:: EXERCISE DESCRIPTION ::
Filter the records, keeping every line that has the string "Rattus".
[PROVIDED RECORDS Boundary: Start]
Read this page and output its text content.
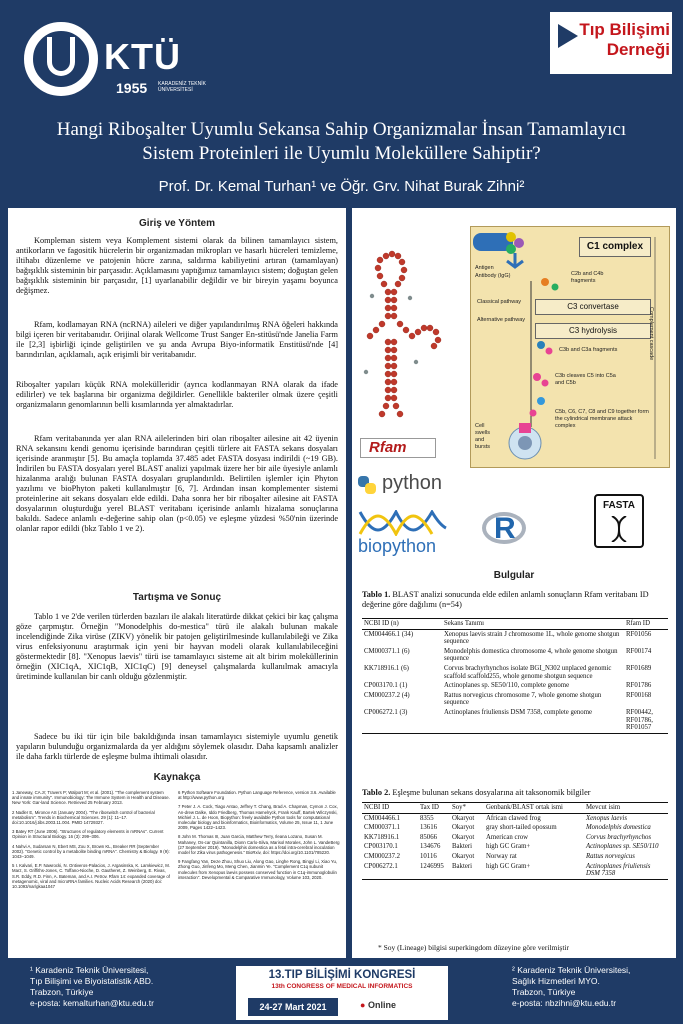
KTÜ
1955 KARADENİZ TEKNİK ÜNİVERSİTESİ
Tıp Bilişimi Derneği
Hangi Riboşalter Uyumlu Sekansa Sahip Organizmalar İnsan Tamamlayıcı Sistem Proteinleri ile Uyumlu Moleküllere Sahiptir?
Prof. Dr. Kemal Turhan¹ ve Öğr. Grv. Nihat Burak Zihni²
Giriş ve Yöntem

Kompleman sistem veya Komplement sistemi olarak da bilinen tamamlayıcı sistem, antikorların ve fagositik hücrelerin bir organizmadan mikropları ve hasarlı hücreleri temizleme, iltihabı düzenleme ve patojenin hücre zarına, saldırma kabiliyetini artıran (tamamlayan) bağışıklık sisteminin bir parçasıdır. Açıklamasını yaptığımız tamamlayıcı sistem; doğuştan gelen bağışıklık sisteminin bir parçasıdır, [1] uyarlanabilir değildir ve bir bireyin yaşamı boyunca değişmez.

Rfam, kodlamayan RNA (ncRNA) aileleri ve diğer yapılandırılmış RNA öğeleri hakkında bilgi içeren bir veritabanıdır. Orijinal olarak Wellcome Trust Sanger En-stitüsü'nde Janelia Farm ile [2,3] işbirliği içinde geliştirilen ve şu anda Avrupa Biyo-informatik Enstitüsü'nde [4] barındırılan, açıklamalı, açık erişimli bir veritabanıdır.

Riboşalter yapıları küçük RNA molekülleridir (ayrıca kodlanmayan RNA olarak da ifade edilirler) ve tek başlarına bir organizma değildirler. Genellikle bakteriler olmak üzere çeşitli organizmaların genomlarının belli kısımlarında yer almaktadırlar.

Rfam veritabanında yer alan RNA ailelerinden biri olan riboşalter ailesine ait 42 üyenin RNA sekansını kendi genomu içerisinde barındıran çeşitli türlere ait FASTA sekans dosyaları içerisinde aranmıştır [5]. Bu amaçla toplamda 37.485 adet FASTA dosyası indirildi (~19 GB). İndirilen bu FASTA dosyaları yerel BLAST analizi yapılmak üzere her bir aile üyesiyle anlamlı hizalanma aralığı bulunan FASTA dosyaları gruplandırıldı. Belirtilen işlemler için Phyton yazılımı ve bioPhyton paketi kullanılmıştır [6, 7]. Ardından insan komplementer sistemi proteinlerine ait sekans dosyaları elde edildi. Daha sonra her bir riboşalter ailesine ait FASTA dosyalarının oluşturduğu yerel BLAST veritabanı içerisinde anlamlı hizalama sonuçlarına bakıldı. Sadece anlamlı e-değerine sahip olan (p<0.05) ve eşleşme yüzdesi %50'nin üzerinde olanlar rapor edildi (bkz Tablo 1 ve 2).

Tartışma ve Sonuç

Tablo 1 ve 2'de verilen türlerden bazıları ile alakalı literatürde dikkat çekici bir kaç çalışma göze çarpmıştır. Örneğin "Monodelphis do-mestica" türü ile alakalı bulunan makale incelendiğinde Zika virüse (ZIKV) yönelik bir patojen geliştirilmesinde kullanılabileği ve Zika virus enfeksiyonunu araştırmak için yeni bir hayvan modeli olarak kullanılabileceğini göstermektedir [8]. "Xenopus laevis" türü ise tamamlayıcı sisteme ait alt birim moleküllerinin örneğin (XIC1qA, XIC1qB, XIC1qC) [9] deneysel çalışmalarda kullanılmak amacıyla üretiminde kullanılan bir canlı olduğu gözlenmiştir.

Sadece bu iki tür için bile bakıldığında insan tamamlayıcı sistemiyle uyumlu genetik yapıların bulunduğu organizmalarda da yer aldığını söylemek olasıdır. Daha kapsamlı analizler ile daha farklı türlerde de eşleşme bulma ihtimali olasıdır.

Kaynakça

1 Janeway, CA Jr; Travers P; Walport M; et al. (2001). "The complement system and innate immunity". Immunobiology: The Immune System in Health and Disease. New York: Gar-land Science. Retrieved 25 February 2013.

2 Nadler E, Mironov AS (January 2004). "The riboswitch control of bacterial metabolism". Trends in Biochemical Sciences. 29 (1): 11–17. doi:10.1016/j.tibs.2003.11.004. PMID 14729327.

3 Batey RT (June 2006). "Structures of regulatory elements in mRNAs". Current Opinion in Structural Biology. 16 (3): 299–306.

4 Nahvi A, Sudarsan N, Ebert MS, Zou X, Brown KL, Breaker RR (September 2002). "Genetic control by a metabolite binding mRNA". Chemistry & Biology. 9 (9): 1043–1049.

5 I. Kalvari, E.P. Nawrocki, N. Ontiveros-Palacios, J. Argasinska, K. Lamkiewicz, M. Marz, S. Griffiths-Jones, C. Toffano-Nioche, D. Gautheret, Z. Weinberg, E. Rivas, S.R. Eddy, R.D. Finn, A. Bateman, and A.I. Petrov. Rfam 14: expanded coverage of metagenomic, viral and microRNA families. Nucleic Acids Research (2020) doi: 10.1093/nar/gkaa1047

6 Python Software Foundation. Python Language Reference, version 3.6. Available at http://www.python.org

7 Peter J. A. Cock, Tiago Antao, Jeffrey T. Chang, Brad A. Chapman, Cymon J. Cox, An-drew Dalke, Iddo Friedberg, Thomas Hamelryck, Frank Kauff, Bartek Wilczynski, Michiel J. L. de Hoon, Biopython: freely available Python tools for computational molecular biology and bioinformatics, Bioinformatics, Volume 25, Issue 11, 1 June 2009, Pages 1422–1423.

8 John M. Thomas III, Juan Garcia, Matthew Terry, Ileana Lozano, Susan M. Mahaney, Os-car Quintanilla, Dionn Carlo-Silva, Marisol Morales, John L. VandeBerg (27 September 2019). "Monodelphis domestica as a fetal intra-cerebral inoculation model for Zika virus pathogenesis." BioRxiv, doi: https://doi.org/10.1101/785220.

9 Fangfang Yan, Deze Zhou, Shuo Liu, Along Gao, Linghe Rong, Bingyi Li, Xiao Yu, Zhong Guo, Jinfeng Mo, Meng Chen, Jianmin Ye. "Complement C1q subunit molecules from Xenopus laevis possess conserved function in C1q-immunoglobulin interaction". Developmental & Comparative Immunology, Volume 103, 2020.

C1 complex
Antigen
Antibody (IgG)	C2b and C4b fragments
Classical pathway	C3 convertase
Alternative pathway
C3 hydrolysis
C3b and C3a fragments
C3b cleaves C5 into C5a and C5b
C5b, C6, C7, C8 and C9 together form the cylindrical membrane attack complex
Cell swells and bursts
Complement cascade
Rfam
python
biopython
R
FASTA
Bulgular
Tablo 1. BLAST analizi sonucunda elde edilen anlamlı sonuçların Rfam veritabanı ID değerine göre dağılımı (n=54)
NCBI ID (n)	Sekans Tanımı	Rfam ID
CM004466.1 (34)	Xenopus laevis strain J chromosome 1L, whole genome shotgun sequence	RF01056
CM000371.1 (6)	Monodelphis domestica chromosome 4, whole genome shotgun sequence	RF00174
KK718916.1 (6)	Corvus brachyrhynchos isolate BGI_N302 unplaced genomic scaffold scaffold255, whole genome shotgun sequence	RF01689
CP003170.1 (1)	Actinoplanes sp. SE50/110, complete genome	RF01786
CM000237.2 (4)	Rattus norvegicus chromosome 7, whole genome shotgun sequence	RF00168
CP006272.1 (3)	Actinoplanes friuliensis DSM 7358, complete genome	RF00442, RF01786, RF01057
Tablo 2. Eşleşme bulunan sekans dosyalarına ait taksonomik bilgiler
NCBI ID	Tax ID	Soy*	Genbank/BLAST ortak ismi	Mevcut isim
CM004466.1	8355	Okaryot	African clawed frog	Xenopus laevis
CM000371.1	13616	Okaryot	gray short-tailed opossum	Monodelphis domestica
KK718916.1	85066	Okaryot	American crow	Corvus brachyrhynchos
CP003170.1	134676	Bakteri	high GC Gram+	Actinoplanes sp. SE50/110
CM000237.2	10116	Okaryot	Norway rat	Rattus norvegicus
CP006272.1	1246995	Bakteri	high GC Gram+	Actinoplanes friuliensis DSM 7358
* Soy (Lineage) bilgisi superkingdom düzeyine göre verilmiştir
¹ Karadeniz Teknik Üniversitesi,
Tıp Bilişimi ve Biyoistatistik ABD.
Trabzon, Türkiye
e-posta: kemalturhan@ktu.edu.tr
13.TIP BİLİŞİMİ KONGRESİ
13th CONGRESS OF MEDICAL INFORMATICS
24-27 Mart 2021	● Online
² Karadeniz Teknik Üniversitesi,
Sağlık Hizmetleri MYO.
Trabzon, Türkiye
e-posta: nbzihni@ktu.edu.tr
[PROVIDED RECORDS Boundary: End]
:: TASK ANSWER ::
CM000237.2 (4)	Rattus norvegicus chromosome 7, whole genome shotgun sequence	RF00168
CM000237.2	10116	Okaryot	Norway rat	Rattus norvegicus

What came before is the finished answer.